— Problem requirements —
Repeat the listing exactly as given, omitting every image.
----
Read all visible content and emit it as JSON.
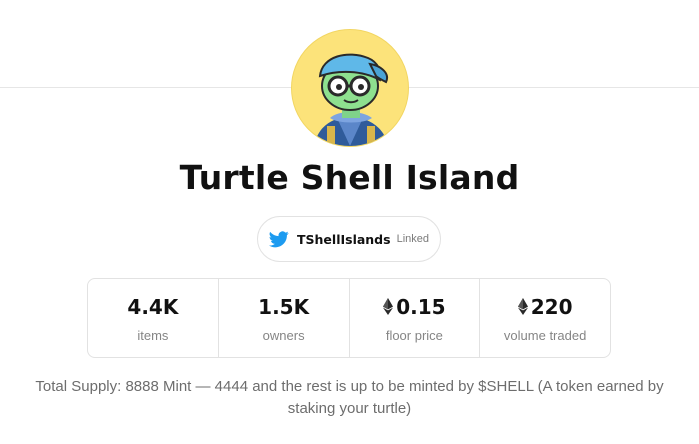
{
  "collection": {
    "title": "Turtle Shell Island",
    "avatar": {
      "icon": "turtle-avatar",
      "bg_color": "#fce37a"
    }
  },
  "twitter": {
    "icon": "twitter-bird-icon",
    "handle": "TShellIslands",
    "status": "Linked",
    "brand_color": "#1d9bf0"
  },
  "stats": [
    {
      "value": "4.4K",
      "label": "items",
      "eth": false
    },
    {
      "value": "1.5K",
      "label": "owners",
      "eth": false
    },
    {
      "value": "0.15",
      "label": "floor price",
      "eth": true
    },
    {
      "value": "220",
      "label": "volume traded",
      "eth": true
    }
  ],
  "description": "Total Supply: 8888 Mint — 4444 and the rest is up to be minted by $SHELL (A token earned by staking your turtle)"
}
----
— The completed task —
Read all visible content and emit it as JSON.
{
  "collection": {
    "title": "Turtle Shell Island",
    "avatar": {
      "icon": "turtle-avatar",
      "bg_color": "#fce37a"
    }
  },
  "twitter": {
    "icon": "twitter-bird-icon",
    "handle": "TShellIslands",
    "status": "Linked",
    "brand_color": "#1d9bf0"
  },
  "stats": [
    {
      "value": "4.4K",
      "label": "items",
      "eth": false
    },
    {
      "value": "1.5K",
      "label": "owners",
      "eth": false
    },
    {
      "value": "0.15",
      "label": "floor price",
      "eth": true
    },
    {
      "value": "220",
      "label": "volume traded",
      "eth": true
    }
  ],
  "description": "Total Supply: 8888 Mint — 4444 and the rest is up to be minted by $SHELL (A token earned by staking your turtle)"
}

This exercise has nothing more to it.